Collected data
— START —

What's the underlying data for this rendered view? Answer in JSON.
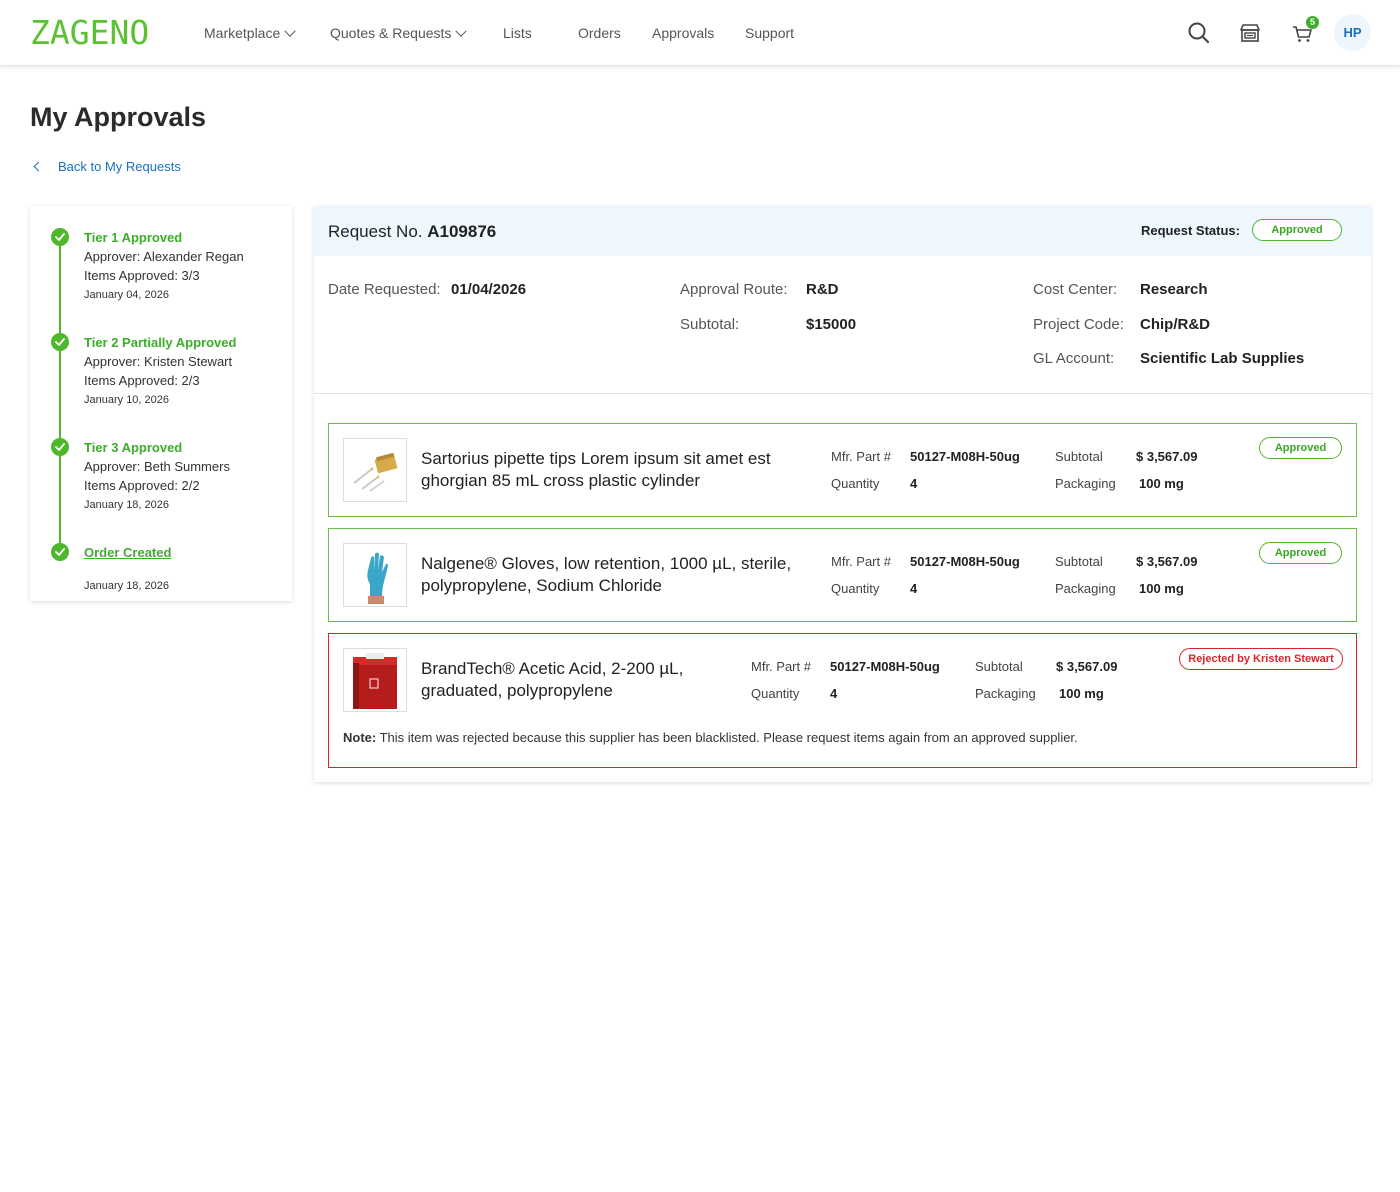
{
  "header": {
    "logo": "ZAGENO",
    "nav": [
      {
        "label": "Marketplace",
        "dropdown": true
      },
      {
        "label": "Quotes & Requests",
        "dropdown": true
      },
      {
        "label": "Lists",
        "dropdown": false
      },
      {
        "label": "Orders",
        "dropdown": false
      },
      {
        "label": "Approvals",
        "dropdown": false
      },
      {
        "label": "Support",
        "dropdown": false
      }
    ],
    "icons": [
      "search-icon",
      "store-icon",
      "cart-icon"
    ],
    "cart_count": "5",
    "avatar_initials": "HP"
  },
  "page": {
    "title": "My Approvals",
    "back_link": "Back to My Requests"
  },
  "timeline": [
    {
      "title": "Tier 1 Approved",
      "approver": "Approver: Alexander Regan",
      "items": "Items Approved: 3/3",
      "date": "January 04, 2026"
    },
    {
      "title": "Tier 2 Partially Approved",
      "approver": "Approver: Kristen Stewart",
      "items": "Items Approved: 2/3",
      "date": "January 10, 2026"
    },
    {
      "title": "Tier 3 Approved",
      "approver": "Approver: Beth Summers",
      "items": "Items Approved: 2/2",
      "date": "January 18, 2026"
    },
    {
      "title": "Order Created",
      "date": "January 18, 2026"
    }
  ],
  "request": {
    "number_label": "Request No.",
    "number": "A109876",
    "status_label": "Request Status:",
    "status": "Approved",
    "date_label": "Date Requested:",
    "date": "01/04/2026",
    "route_label": "Approval Route:",
    "route": "R&D",
    "subtotal_label": "Subtotal:",
    "subtotal": "$15000",
    "cost_center_label": "Cost Center:",
    "cost_center": "Research",
    "project_code_label": "Project Code:",
    "project_code": "Chip/R&D",
    "gl_account_label": "GL Account:",
    "gl_account": "Scientific Lab Supplies"
  },
  "field_labels": {
    "mfr": "Mfr. Part #",
    "quantity": "Quantity",
    "subtotal": "Subtotal",
    "packaging": "Packaging"
  },
  "items": [
    {
      "name": "Sartorius pipette tips Lorem ipsum sit amet est ghorgian 85 mL cross plastic cylinder",
      "mfr": "50127-M08H-50ug",
      "quantity": "4",
      "subtotal": "$ 3,567.09",
      "packaging": "100 mg",
      "status": "Approved"
    },
    {
      "name": "Nalgene® Gloves, low retention, 1000 µL, sterile, polypropylene, Sodium Chloride",
      "mfr": "50127-M08H-50ug",
      "quantity": "4",
      "subtotal": "$ 3,567.09",
      "packaging": "100 mg",
      "status": "Approved"
    },
    {
      "name": "BrandTech®  Acetic Acid, 2-200 µL, graduated, polypropylene",
      "mfr": "50127-M08H-50ug",
      "quantity": "4",
      "subtotal": "$ 3,567.09",
      "packaging": "100 mg",
      "status": "Rejected by Kristen Stewart",
      "note_label": "Note:",
      "note": "This item was rejected because this supplier has been blacklisted. Please request items again from an approved supplier."
    }
  ],
  "colors": {
    "brand_green": "#5ac230",
    "approved_green": "#4fb72c",
    "rejected_red": "#d9262d",
    "link_blue": "#1a6fbf",
    "panel_head_bg": "#eef7fd"
  }
}
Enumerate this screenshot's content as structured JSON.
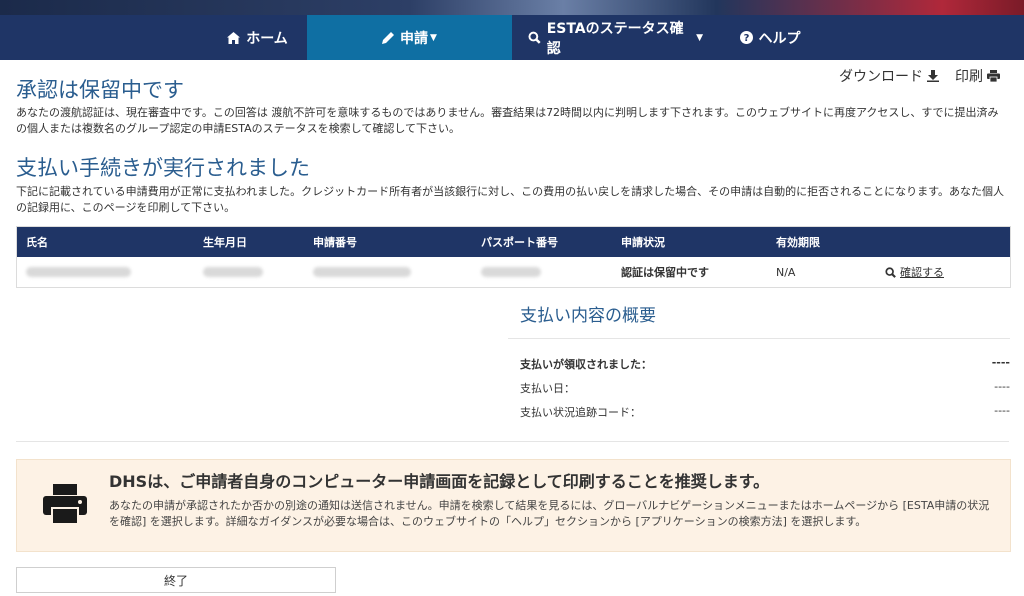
{
  "nav": {
    "home": "ホーム",
    "apply": "申請",
    "status": "ESTAのステータス確認",
    "help": "ヘルプ"
  },
  "actions": {
    "download": "ダウンロード",
    "print": "印刷"
  },
  "pending": {
    "title": "承認は保留中です",
    "text": "あなたの渡航認証は、現在審査中です。この回答は 渡航不許可を意味するものではありません。審査結果は72時間以内に判明します下されます。このウェブサイトに再度アクセスし、すでに提出済みの個人または複数名のグループ認定の申請ESTAのステータスを検索して確認して下さい。"
  },
  "payment": {
    "title": "支払い手続きが実行されました",
    "text": "下記に記載されている申請費用が正常に支払われました。クレジットカード所有者が当該銀行に対し、この費用の払い戻しを請求した場合、その申請は自動的に拒否されることになります。あなた個人の記録用に、このページを印刷して下さい。"
  },
  "table": {
    "headers": [
      "氏名",
      "生年月日",
      "申請番号",
      "パスポート番号",
      "申請状況",
      "有効期限"
    ],
    "row": {
      "status": "認証は保留中です",
      "expiry": "N/A",
      "confirm": "確認する"
    }
  },
  "summary": {
    "title": "支払い内容の概要",
    "received_label": "支払いが領収されました：",
    "received_value": "----",
    "date_label": "支払い日：",
    "date_value": "----",
    "tracking_label": "支払い状況追跡コード：",
    "tracking_value": "----"
  },
  "notice": {
    "title": "DHSは、ご申請者自身のコンピューター申請画面を記録として印刷することを推奨します。",
    "text": "あなたの申請が承認されたか否かの別途の通知は送信されません。申請を検索して結果を見るには、グローバルナビゲーションメニューまたはホームページから [ESTA申請の状況を確認] を選択します。詳細なガイダンスが必要な場合は、このウェブサイトの「ヘルプ」セクションから [アプリケーションの検索方法] を選択します。"
  },
  "end_button": "終了"
}
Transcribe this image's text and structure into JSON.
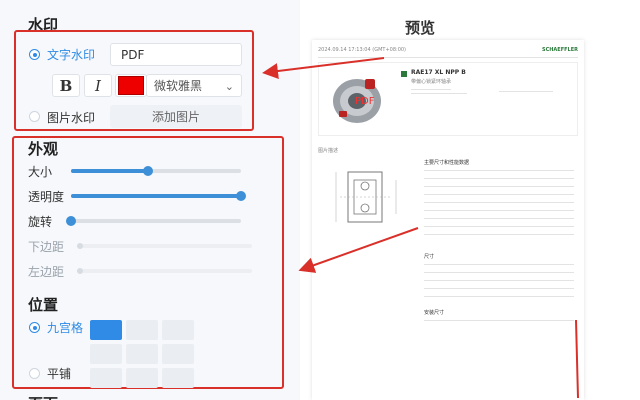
{
  "watermark": {
    "title": "水印",
    "text_option_label": "文字水印",
    "text_value": "PDF",
    "bold_label": "B",
    "italic_label": "I",
    "color": "#ee0000",
    "font_value": "微软雅黑",
    "image_option_label": "图片水印",
    "add_image_label": "添加图片"
  },
  "appearance": {
    "title": "外观",
    "size_label": "大小",
    "size_value": 0.45,
    "opacity_label": "透明度",
    "opacity_value": 1.0,
    "rotation_label": "旋转",
    "rotation_value": 0.0,
    "bottom_margin_label": "下边距",
    "left_margin_label": "左边距"
  },
  "position": {
    "title": "位置",
    "grid_label": "九宫格",
    "grid_selected_cell": 0,
    "tile_label": "平铺"
  },
  "next_section_title": "页面",
  "preview": {
    "title": "预览",
    "header_left": "2024.09.14 17:13:04 (GMT+08:00)",
    "brand": "SCHAEFFLER",
    "product": "RAE17 XL NPP B",
    "subtitle": "带偏心锁紧环轴承",
    "watermark_text": "PDF",
    "section_label": "图片描述",
    "table_title": "主要尺寸和性能数据",
    "block2": "尺寸",
    "block3": "安装尺寸"
  }
}
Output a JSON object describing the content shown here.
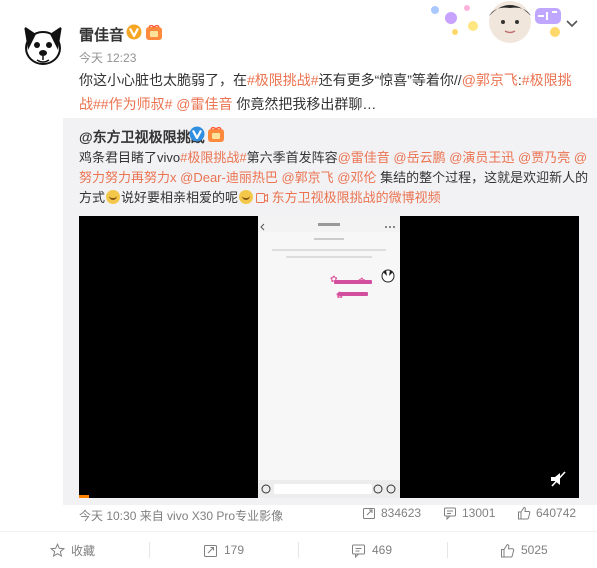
{
  "post": {
    "author": "雷佳音",
    "time": "今天 12:23",
    "text": {
      "p1": "你这小心脏也太脆弱了，在",
      "tag1": "#极限挑战#",
      "p2": "还有更多“惊喜”等着你//",
      "mention1": "@郭京飞",
      "p3": ":",
      "tag2": "#极限挑战#",
      "tag3": "#作为师叔#",
      "p4": " ",
      "mention2": "@雷佳音",
      "p5": " 你竟然把我移出群聊…"
    }
  },
  "repost": {
    "author": "@东方卫视极限挑战",
    "text": {
      "p1": "鸡条君目睹了vivo",
      "tag1": "#极限挑战#",
      "p2": "第六季首发阵容",
      "m1": "@雷佳音",
      "m2": " @岳云鹏",
      "m3": " @演员王迅",
      "m4": " @贾乃亮",
      "m5": " @努力努力再努力x",
      "m6": " @Dear-迪丽热巴",
      "m7": " @郭京飞",
      "m8": " @邓伦",
      "p3": " 集结的整个过程，这就是欢迎新人的方式",
      "p4": "说好要相亲相爱的呢",
      "video_link": " 东方卫视极限挑战的微博视频"
    },
    "source": "今天 10:30 来自 vivo X30 Pro专业影像",
    "stats": {
      "reposts": "834623",
      "comments": "13001",
      "likes": "640742"
    },
    "video_progress_fraction": 0.02
  },
  "actions": {
    "favorite": "收藏",
    "repost": "179",
    "comment": "469",
    "like": "5025"
  },
  "icons": [
    "dog-avatar",
    "vip-v-badge",
    "level-badge",
    "chevron-down-icon",
    "sticker-deco",
    "mute-icon",
    "repost-icon",
    "comment-icon",
    "like-icon",
    "star-icon",
    "video-link-icon"
  ],
  "colors": {
    "link": "#eb7350",
    "blue": "#0a6ec4",
    "repost_bg": "#f2f2f5",
    "progress": "#ff8200"
  }
}
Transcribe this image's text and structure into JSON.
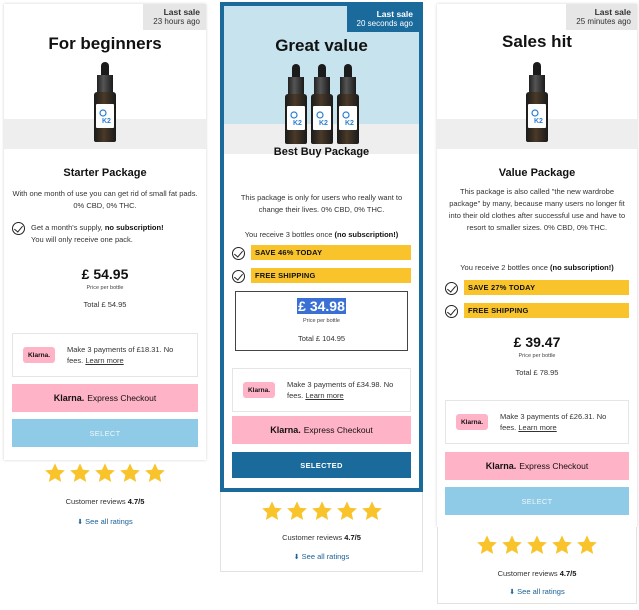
{
  "common": {
    "klarna_logo": "Klarna.",
    "klarna_brand": "Klarna.",
    "express_checkout": "Express Checkout",
    "price_per_bottle": "Price per bottle",
    "see_all_ratings": "See all ratings",
    "reviews_prefix": "Customer reviews",
    "reviews_score": "4.7/5",
    "star_color": "#f8c32b",
    "accent_color": "#1a6a9c",
    "promo_color": "#f8c32b",
    "klarna_pink": "#ffb3c7",
    "k2_label_color": "#2a7fd0"
  },
  "cards": [
    {
      "badge_title": "Last sale",
      "badge_time": "23 hours ago",
      "headline": "For beginners",
      "package_title": "Starter Package",
      "description": "With one month of use you can get rid of small fat pads. 0% CBD, 0% THC.",
      "check_line_1": "Get a month's supply,",
      "check_line_1_bold": "no subscription!",
      "check_line_2": "You will only receive one pack.",
      "price": "£ 54.95",
      "total": "Total £ 54.95",
      "klarna_text": "Make 3 payments of £18.31. No fees.",
      "learn_more": "Learn more",
      "button": "SELECT",
      "bottles": 1
    },
    {
      "badge_title": "Last sale",
      "badge_time": "20 seconds ago",
      "headline": "Great value",
      "package_title": "Best Buy Package",
      "description": "This package is only for users who really want to change their lives. 0% CBD, 0% THC.",
      "receive_text": "You receive 3 bottles once",
      "receive_bold": "(no subscription!)",
      "promo_1": "SAVE 46% TODAY",
      "promo_2": "FREE SHIPPING",
      "price": "£ 34.98",
      "total": "Total £ 104.95",
      "klarna_text": "Make 3 payments of £34.98. No fees.",
      "learn_more": "Learn more",
      "button": "SELECTED",
      "bottles": 3
    },
    {
      "badge_title": "Last sale",
      "badge_time": "25 minutes ago",
      "headline": "Sales hit",
      "package_title": "Value Package",
      "description": "This package is also called \"the new wardrobe package\" by many, because many users no longer fit into their old clothes after successful use and have to resort to smaller sizes. 0% CBD, 0% THC.",
      "receive_text": "You receive 2 bottles once",
      "receive_bold": "(no subscription!)",
      "promo_1": "SAVE 27% TODAY",
      "promo_2": "FREE SHIPPING",
      "price": "£ 39.47",
      "total": "Total £ 78.95",
      "klarna_text": "Make 3 payments of £26.31. No fees.",
      "learn_more": "Learn more",
      "button": "SELECT",
      "bottles": 1
    }
  ]
}
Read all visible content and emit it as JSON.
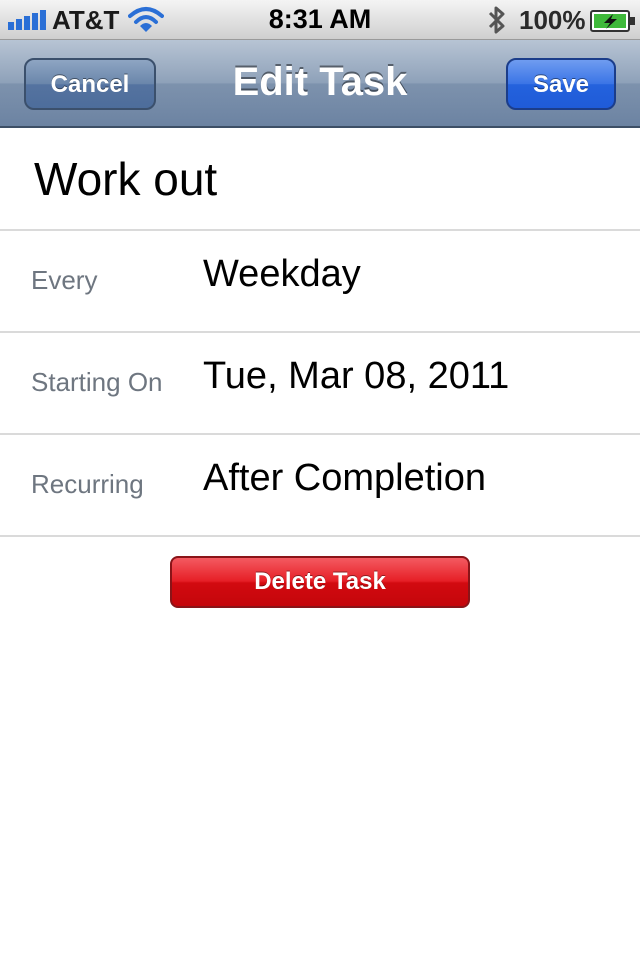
{
  "status_bar": {
    "carrier": "AT&T",
    "time": "8:31 AM",
    "battery": "100%",
    "icons": [
      "signal-bars-icon",
      "wifi-icon",
      "bluetooth-icon",
      "battery-charging-icon"
    ]
  },
  "nav": {
    "title": "Edit Task",
    "cancel_label": "Cancel",
    "save_label": "Save"
  },
  "task": {
    "name": "Work out",
    "fields": [
      {
        "label": "Every",
        "value": "Weekday"
      },
      {
        "label": "Starting On",
        "value": "Tue, Mar 08, 2011"
      },
      {
        "label": "Recurring",
        "value": "After Completion"
      }
    ]
  },
  "actions": {
    "delete_label": "Delete Task"
  },
  "colors": {
    "nav_bar": "#8ea1b9",
    "save_button": "#2462dd",
    "delete_button": "#e61f26",
    "label_text": "#6e7680"
  }
}
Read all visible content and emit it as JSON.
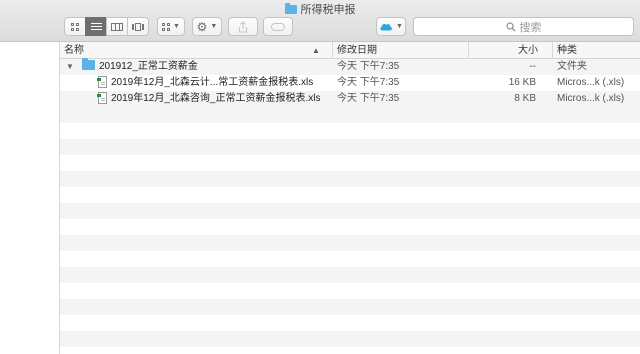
{
  "window": {
    "title": "所得税申报"
  },
  "toolbar": {
    "view_modes": [
      "icon-view",
      "list-view",
      "column-view",
      "cover-flow-view"
    ],
    "active_view": "list-view",
    "search_placeholder": "搜索"
  },
  "columns": {
    "name": "名称",
    "date": "修改日期",
    "size": "大小",
    "kind": "种类"
  },
  "rows": [
    {
      "name": "201912_正常工资薪金",
      "date": "今天 下午7:35",
      "size": "--",
      "kind": "文件夹",
      "icon": "folder-icon",
      "expanded": true
    },
    {
      "name": "2019年12月_北森云计...常工资薪金报税表.xls",
      "date": "今天 下午7:35",
      "size": "16 KB",
      "kind": "Micros...k (.xls)",
      "icon": "xls-file-icon"
    },
    {
      "name": "2019年12月_北森咨询_正常工资薪金报税表.xls",
      "date": "今天 下午7:35",
      "size": "8 KB",
      "kind": "Micros...k (.xls)",
      "icon": "xls-file-icon"
    }
  ],
  "colors": {
    "folder": "#5ab3e8",
    "accent": "#2aa7df"
  }
}
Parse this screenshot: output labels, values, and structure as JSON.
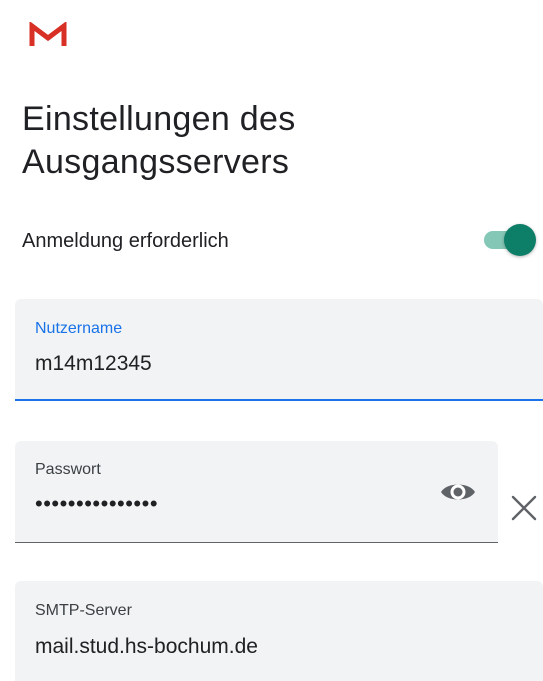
{
  "app": {
    "logo": "gmail-logo",
    "brand_color": "#d93025"
  },
  "page": {
    "title": "Einstellungen des Ausgangsservers"
  },
  "auth": {
    "label": "Anmeldung erforderlich",
    "enabled": true,
    "accent": "#0d7f68"
  },
  "fields": {
    "username": {
      "label": "Nutzername",
      "value": "m14m12345",
      "focused": true
    },
    "password": {
      "label": "Passwort",
      "value": "•••••••••••••••",
      "icons": [
        "eye-icon",
        "close-icon"
      ]
    },
    "smtp": {
      "label": "SMTP-Server",
      "value": "mail.stud.hs-bochum.de"
    }
  }
}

— END —

What you will do: Exactly the lines from the one with "Parse this screenshot: output" through the end of the records should be written out, and only those. Pictures do not belong in the copy.

Correct response:
Parse this screenshot: output labels, values, and structure as JSON.
{
  "app": {
    "logo": "gmail-logo",
    "brand_color": "#d93025"
  },
  "page": {
    "title": "Einstellungen des Ausgangsservers"
  },
  "auth": {
    "label": "Anmeldung erforderlich",
    "enabled": true,
    "accent": "#0d7f68"
  },
  "fields": {
    "username": {
      "label": "Nutzername",
      "value": "m14m12345",
      "focused": true
    },
    "password": {
      "label": "Passwort",
      "value": "•••••••••••••••",
      "icons": [
        "eye-icon",
        "close-icon"
      ]
    },
    "smtp": {
      "label": "SMTP-Server",
      "value": "mail.stud.hs-bochum.de"
    }
  }
}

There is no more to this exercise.